■ WHAT YOU ARE ASKED TO DO
Look through the records below, and copy out every line that holds the string "this".

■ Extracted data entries
+===+

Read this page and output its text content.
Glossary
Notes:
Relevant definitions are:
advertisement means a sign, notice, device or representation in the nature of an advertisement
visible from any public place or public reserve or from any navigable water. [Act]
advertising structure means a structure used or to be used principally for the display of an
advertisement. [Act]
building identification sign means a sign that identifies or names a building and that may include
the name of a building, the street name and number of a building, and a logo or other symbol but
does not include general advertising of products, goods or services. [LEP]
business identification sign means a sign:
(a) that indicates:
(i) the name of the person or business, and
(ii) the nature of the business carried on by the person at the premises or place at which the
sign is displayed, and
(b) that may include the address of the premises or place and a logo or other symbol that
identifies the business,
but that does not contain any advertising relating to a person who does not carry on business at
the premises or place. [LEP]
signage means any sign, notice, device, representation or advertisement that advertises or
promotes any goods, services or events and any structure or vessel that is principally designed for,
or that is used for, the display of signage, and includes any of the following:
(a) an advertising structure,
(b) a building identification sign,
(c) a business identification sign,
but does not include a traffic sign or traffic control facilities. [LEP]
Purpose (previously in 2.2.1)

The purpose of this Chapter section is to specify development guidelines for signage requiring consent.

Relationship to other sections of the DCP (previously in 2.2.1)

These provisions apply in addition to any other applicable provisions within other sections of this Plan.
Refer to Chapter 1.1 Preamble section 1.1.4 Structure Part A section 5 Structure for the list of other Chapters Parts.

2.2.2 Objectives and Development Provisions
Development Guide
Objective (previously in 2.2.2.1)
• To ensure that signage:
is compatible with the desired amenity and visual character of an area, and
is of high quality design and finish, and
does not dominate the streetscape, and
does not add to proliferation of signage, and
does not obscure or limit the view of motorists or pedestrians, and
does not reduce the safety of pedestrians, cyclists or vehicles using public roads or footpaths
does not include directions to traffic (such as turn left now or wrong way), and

+===+

■ REPLY
Read this page and output its text content.
The purpose of this Chapter section is to specify development guidelines for signage requiring consent.
These provisions apply in addition to any other applicable provisions within other sections of this Plan.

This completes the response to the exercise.